● INPUT RECORDS:

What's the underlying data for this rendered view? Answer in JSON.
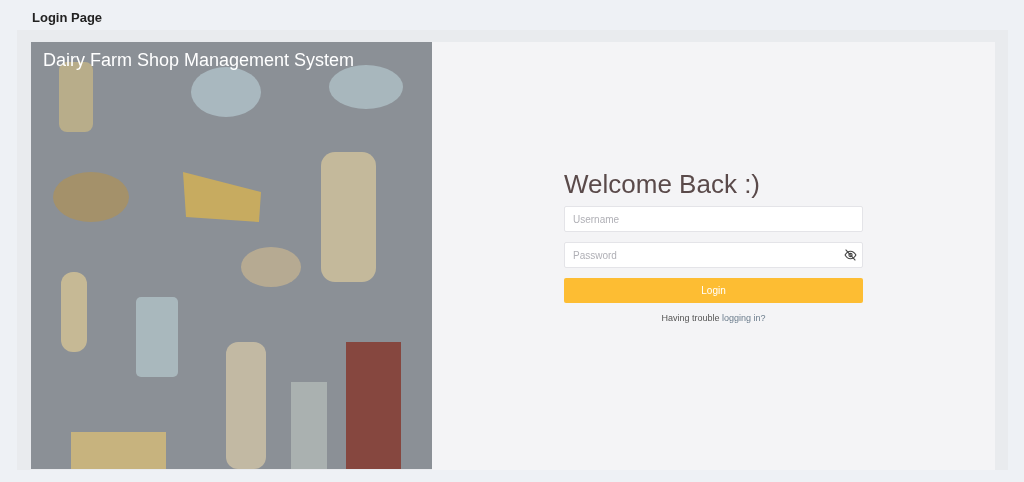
{
  "page_title": "Login Page",
  "banner": {
    "kind": "picture",
    "title": "Dairy Farm Shop Management System"
  },
  "form": {
    "heading": "Welcome Back :)",
    "username": {
      "placeholder": "Username"
    },
    "password": {
      "placeholder": "Password"
    },
    "login_button": "Login",
    "help": {
      "text": "Having trouble",
      "link": "logging in?"
    }
  }
}
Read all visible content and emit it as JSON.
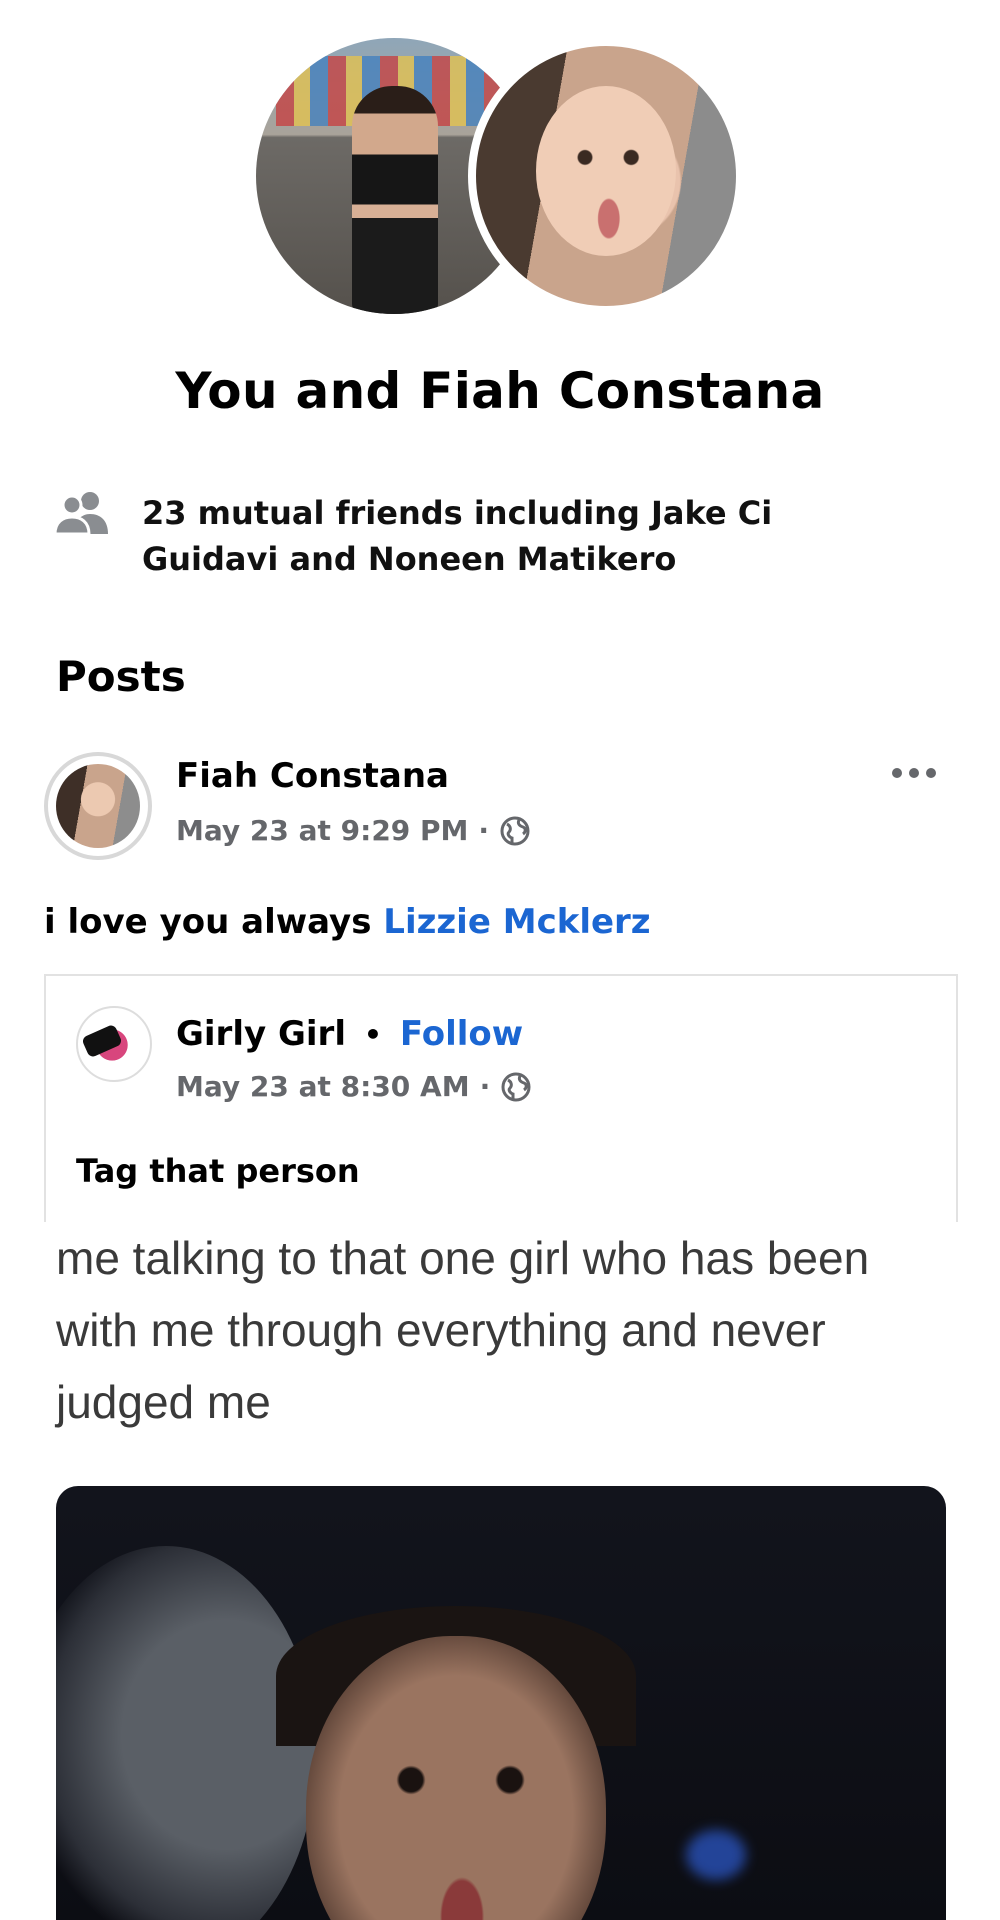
{
  "header": {
    "title": "You and Fiah Constana"
  },
  "mutual_friends": {
    "icon": "people-icon",
    "text": "23 mutual friends including Jake Ci Guidavi and Noneen Matikero"
  },
  "posts_section": {
    "heading": "Posts"
  },
  "post": {
    "author": "Fiah Constana",
    "timestamp": "May 23 at 9:29 PM",
    "separator": "·",
    "privacy_icon": "globe-icon",
    "more_icon": "more-horizontal-icon",
    "text_prefix": "i love you always",
    "mention": "Lizzie Mcklerz",
    "shared": {
      "page_name": "Girly Girl",
      "dot": "•",
      "follow_label": "Follow",
      "timestamp": "May 23 at 8:30 AM",
      "separator": "·",
      "privacy_icon": "globe-icon",
      "caption": "Tag that person",
      "meme_text": "me talking to that one girl who has been with me through everything and never judged me"
    }
  },
  "colors": {
    "link_blue": "#1b66d2",
    "meta_gray": "#65676b",
    "icon_gray": "#8a8d91"
  }
}
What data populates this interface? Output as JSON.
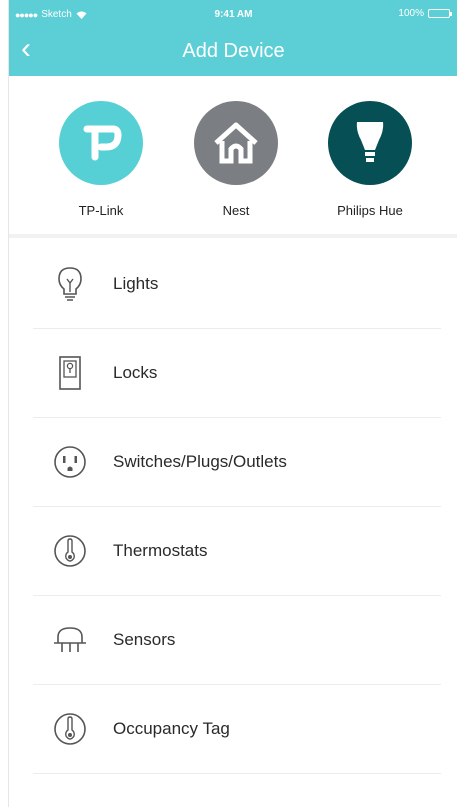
{
  "status": {
    "carrier": "Sketch",
    "time": "9:41 AM",
    "battery": "100%"
  },
  "header": {
    "back_icon": "chevron-left-icon",
    "back_glyph": "‹",
    "title": "Add Device"
  },
  "colors": {
    "header": "#5ccfd6",
    "tplink": "#56cfd5",
    "nest": "#7b7f83",
    "hue": "#064f55"
  },
  "brands": [
    {
      "label": "TP-Link",
      "icon": "tplink-logo-icon"
    },
    {
      "label": "Nest",
      "icon": "nest-home-icon"
    },
    {
      "label": "Philips Hue",
      "icon": "hue-bulb-icon"
    }
  ],
  "categories": [
    {
      "label": "Lights",
      "icon": "bulb-icon"
    },
    {
      "label": "Locks",
      "icon": "lock-icon"
    },
    {
      "label": "Switches/Plugs/Outlets",
      "icon": "outlet-icon"
    },
    {
      "label": "Thermostats",
      "icon": "thermostat-icon"
    },
    {
      "label": "Sensors",
      "icon": "sensor-icon"
    },
    {
      "label": "Occupancy Tag",
      "icon": "occupancy-tag-icon"
    }
  ]
}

● TASK STATEMENT:
Print all of the records shown above exactly, leaving out each picture.

● EXPECTED OUTPUT:
What's the underlying data for this rendered view? Answer in JSON.
{
  "page_title": "Login Page",
  "banner": {
    "kind": "picture",
    "title": "Dairy Farm Shop Management System"
  },
  "form": {
    "heading": "Welcome Back :)",
    "username": {
      "placeholder": "Username"
    },
    "password": {
      "placeholder": "Password"
    },
    "login_button": "Login",
    "help": {
      "text": "Having trouble",
      "link": "logging in?"
    }
  }
}
Read all visible content and emit it as JSON.
{
  "header": {
    "title": "You and Fiah Constana"
  },
  "mutual_friends": {
    "icon": "people-icon",
    "text": "23 mutual friends including Jake Ci Guidavi and Noneen Matikero"
  },
  "posts_section": {
    "heading": "Posts"
  },
  "post": {
    "author": "Fiah Constana",
    "timestamp": "May 23 at 9:29 PM",
    "separator": "·",
    "privacy_icon": "globe-icon",
    "more_icon": "more-horizontal-icon",
    "text_prefix": "i love you always",
    "mention": "Lizzie Mcklerz",
    "shared": {
      "page_name": "Girly Girl",
      "dot": "•",
      "follow_label": "Follow",
      "timestamp": "May 23 at 8:30 AM",
      "separator": "·",
      "privacy_icon": "globe-icon",
      "caption": "Tag that person",
      "meme_text": "me talking to that one girl who has been with me through everything and never judged me"
    }
  },
  "colors": {
    "link_blue": "#1b66d2",
    "meta_gray": "#65676b",
    "icon_gray": "#8a8d91"
  }
}
What data populates this interface? Output as JSON.
{
  "status": {
    "carrier": "Sketch",
    "time": "9:41 AM",
    "battery": "100%"
  },
  "header": {
    "back_icon": "chevron-left-icon",
    "back_glyph": "‹",
    "title": "Add Device"
  },
  "colors": {
    "header": "#5ccfd6",
    "tplink": "#56cfd5",
    "nest": "#7b7f83",
    "hue": "#064f55"
  },
  "brands": [
    {
      "label": "TP-Link",
      "icon": "tplink-logo-icon"
    },
    {
      "label": "Nest",
      "icon": "nest-home-icon"
    },
    {
      "label": "Philips Hue",
      "icon": "hue-bulb-icon"
    }
  ],
  "categories": [
    {
      "label": "Lights",
      "icon": "bulb-icon"
    },
    {
      "label": "Locks",
      "icon": "lock-icon"
    },
    {
      "label": "Switches/Plugs/Outlets",
      "icon": "outlet-icon"
    },
    {
      "label": "Thermostats",
      "icon": "thermostat-icon"
    },
    {
      "label": "Sensors",
      "icon": "sensor-icon"
    },
    {
      "label": "Occupancy Tag",
      "icon": "occupancy-tag-icon"
    }
  ]
}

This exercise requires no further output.